**What this task involves**
Scan the listing below. Report each line that includes "table".

[Lines of data]
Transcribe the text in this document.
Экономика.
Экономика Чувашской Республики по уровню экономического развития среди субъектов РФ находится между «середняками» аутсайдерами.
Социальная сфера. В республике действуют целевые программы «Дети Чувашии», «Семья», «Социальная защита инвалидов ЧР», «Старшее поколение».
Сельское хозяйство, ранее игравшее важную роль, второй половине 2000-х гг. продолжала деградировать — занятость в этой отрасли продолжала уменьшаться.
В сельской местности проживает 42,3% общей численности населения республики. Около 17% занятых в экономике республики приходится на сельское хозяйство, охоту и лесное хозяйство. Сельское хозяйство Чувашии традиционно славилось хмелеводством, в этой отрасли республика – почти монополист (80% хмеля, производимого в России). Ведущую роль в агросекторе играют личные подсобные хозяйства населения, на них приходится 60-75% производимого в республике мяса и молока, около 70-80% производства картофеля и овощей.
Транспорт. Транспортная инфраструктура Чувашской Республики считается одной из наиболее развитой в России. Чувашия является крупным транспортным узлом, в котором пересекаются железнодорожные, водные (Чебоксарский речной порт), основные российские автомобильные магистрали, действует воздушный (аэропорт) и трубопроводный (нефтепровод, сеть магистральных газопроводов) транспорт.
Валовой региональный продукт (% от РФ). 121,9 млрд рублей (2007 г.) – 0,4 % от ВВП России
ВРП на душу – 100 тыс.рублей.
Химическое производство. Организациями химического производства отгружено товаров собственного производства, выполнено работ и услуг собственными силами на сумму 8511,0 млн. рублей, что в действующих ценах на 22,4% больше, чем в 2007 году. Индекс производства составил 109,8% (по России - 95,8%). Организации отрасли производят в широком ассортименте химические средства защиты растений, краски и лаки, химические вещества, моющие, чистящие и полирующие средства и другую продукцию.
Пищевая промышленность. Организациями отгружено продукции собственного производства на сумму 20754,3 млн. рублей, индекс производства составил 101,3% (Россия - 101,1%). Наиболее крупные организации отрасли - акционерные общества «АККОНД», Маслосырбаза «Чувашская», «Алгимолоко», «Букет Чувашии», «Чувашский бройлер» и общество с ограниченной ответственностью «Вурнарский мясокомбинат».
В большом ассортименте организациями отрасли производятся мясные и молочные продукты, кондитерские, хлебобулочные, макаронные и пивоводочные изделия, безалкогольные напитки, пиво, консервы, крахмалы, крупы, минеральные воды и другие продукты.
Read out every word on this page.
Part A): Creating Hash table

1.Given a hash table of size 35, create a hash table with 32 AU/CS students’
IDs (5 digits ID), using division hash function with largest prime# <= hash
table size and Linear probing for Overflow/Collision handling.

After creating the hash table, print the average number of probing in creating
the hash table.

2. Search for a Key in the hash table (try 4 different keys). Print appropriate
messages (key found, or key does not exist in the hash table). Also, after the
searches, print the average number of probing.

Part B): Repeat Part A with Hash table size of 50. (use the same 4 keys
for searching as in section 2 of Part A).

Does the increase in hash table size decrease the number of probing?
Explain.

**Expected output**
Part A): Creating Hash table
1.Given a hash table of size 35, create a hash table with 32 AU/CS students’
table size and Linear probing for Overflow/Collision handling.
After creating the hash table, print the average number of probing in creating
the hash table.
2. Search for a Key in the hash table (try 4 different keys). Print appropriate
messages (key found, or key does not exist in the hash table). Also, after the
Part B): Repeat Part A with Hash table size of 50. (use the same 4 keys
Does the increase in hash table size decrease the number of probing?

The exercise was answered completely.